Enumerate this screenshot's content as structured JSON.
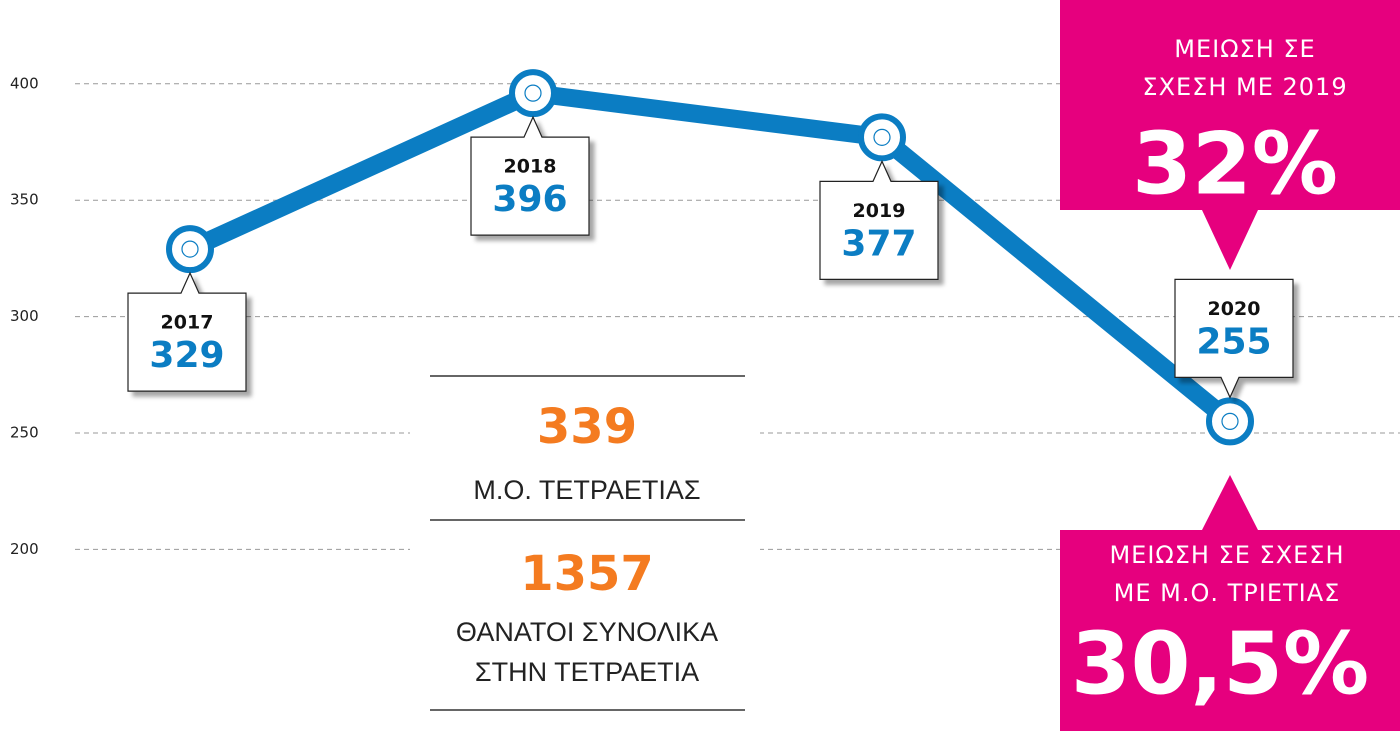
{
  "chart_data": {
    "type": "line",
    "categories": [
      "2017",
      "2018",
      "2019",
      "2020"
    ],
    "values": [
      329,
      396,
      377,
      255
    ],
    "color": "#0b7dc3",
    "accent_color": "#f47b20",
    "highlight_color": "#e6007e",
    "ylim": [
      122,
      436
    ],
    "yticks": [
      200,
      250,
      300,
      350,
      400
    ],
    "grid": true,
    "summary": {
      "average": 339,
      "average_label": "Μ.Ο. ΤΕΤΡΑΕΤΙΑΣ",
      "total": 1357,
      "total_label": [
        "ΘΑΝΑΤΟΙ ΣΥΝΟΛΙΚΑ",
        "ΣΤΗΝ ΤΕΤΡΑΕΤΙΑ"
      ]
    },
    "callouts": [
      {
        "lines": [
          "ΜΕΙΩΣΗ ΣΕ",
          "ΣΧΕΣΗ ΜΕ 2019"
        ],
        "value": "32%"
      },
      {
        "lines": [
          "ΜΕΙΩΣΗ ΣΕ ΣΧΕΣΗ",
          "ΜΕ Μ.Ο. ΤΡΙΕΤΙΑΣ"
        ],
        "value": "30,5%"
      }
    ]
  }
}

..............................

Work to complete:
Copy the data character for character, but drop all pictures from the copy.

Task solution:
Enumerate this screenshot's content as structured JSON.
{
  "chart_data": {
    "type": "line",
    "categories": [
      "2017",
      "2018",
      "2019",
      "2020"
    ],
    "values": [
      329,
      396,
      377,
      255
    ],
    "color": "#0b7dc3",
    "accent_color": "#f47b20",
    "highlight_color": "#e6007e",
    "ylim": [
      122,
      436
    ],
    "yticks": [
      200,
      250,
      300,
      350,
      400
    ],
    "grid": true,
    "summary": {
      "average": 339,
      "average_label": "Μ.Ο. ΤΕΤΡΑΕΤΙΑΣ",
      "total": 1357,
      "total_label": [
        "ΘΑΝΑΤΟΙ ΣΥΝΟΛΙΚΑ",
        "ΣΤΗΝ ΤΕΤΡΑΕΤΙΑ"
      ]
    },
    "callouts": [
      {
        "lines": [
          "ΜΕΙΩΣΗ ΣΕ",
          "ΣΧΕΣΗ ΜΕ 2019"
        ],
        "value": "32%"
      },
      {
        "lines": [
          "ΜΕΙΩΣΗ ΣΕ ΣΧΕΣΗ",
          "ΜΕ Μ.Ο. ΤΡΙΕΤΙΑΣ"
        ],
        "value": "30,5%"
      }
    ]
  }
}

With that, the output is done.